* Document:
# Number boards



## flyernut (Oct 31, 2010)

Has anyone replaced the number boards on a Northern??? My new loco has a number missing, and it appears to just sit on a post and gets peened over. Any thoughts?


----------



## llskis (Apr 11, 2013)

flyernut said:


> Has anyone replaced the number boards on a Northern??? My new loco has a number missing, and it appears to just sit on a post and gets peened over. Any thoughts?


flyernut: Yes just did one for my K335. You can get the proper number board from various venders. I used "Locktite" super glue gel. I used a dremel with a small wire brush to clean the surface before I applied the gel. It is holding well but being careful when you handle the engine is a must. Larry


----------



## Nuttin But Flyer (Dec 19, 2011)

I once checked with a long-term Flyer collector about replacing these. He stated the same thing you said - they sit on a small post peened over. However, when they come off, there is little that can be done but to glue them back on. He suggested superglue as well -- the gel type makes sense to me.


----------



## flyernut (Oct 31, 2010)

Thanks all. I have the loco stripped down to the bare shell, and I guess I'll be using the glue method. Only thing, I use JB Weld.


----------



## Aflyer (Nov 10, 2010)

I too used CA to glue a number board on to my 336. I have wondered about drilling a hole and then filling with solder to replicate the peened over stud as was done at the factory.

Or for durability tap the whole and use a small screw.

Aflyer


----------

* Exercise objective:
Please reproduce the number boards thread above word for word, from its heading through the final post.

* Available data:
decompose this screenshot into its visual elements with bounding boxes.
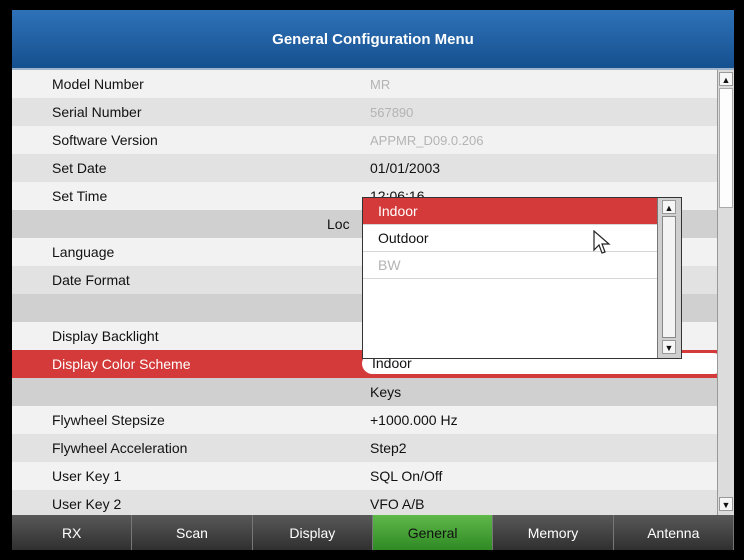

* Task answer:
# Number boards



## flyernut (Oct 31, 2010)

Has anyone replaced the number boards on a Northern??? My new loco has a number missing, and it appears to just sit on a post and gets peened over. Any thoughts?


----------



## llskis (Apr 11, 2013)

flyernut said:


> Has anyone replaced the number boards on a Northern??? My new loco has a number missing, and it appears to just sit on a post and gets peened over. Any thoughts?


flyernut: Yes just did one for my K335. You can get the proper number board from various venders. I used "Locktite" super glue gel. I used a dremel with a small wire brush to clean the surface before I applied the gel. It is holding well but being careful when you handle the engine is a must. Larry


----------



## Nuttin But Flyer (Dec 19, 2011)

I once checked with a long-term Flyer collector about replacing these. He stated the same thing you said - they sit on a small post peened over. However, when they come off, there is little that can be done but to glue them back on. He suggested superglue as well -- the gel type makes sense to me.


----------



## flyernut (Oct 31, 2010)

Thanks all. I have the loco stripped down to the bare shell, and I guess I'll be using the glue method. Only thing, I use JB Weld.


----------



## Aflyer (Nov 10, 2010)

I too used CA to glue a number board on to my 336. I have wondered about drilling a hole and then filling with solder to replicate the peened over stud as was done at the factory.

Or for durability tap the whole and use a small screw.

Aflyer


----------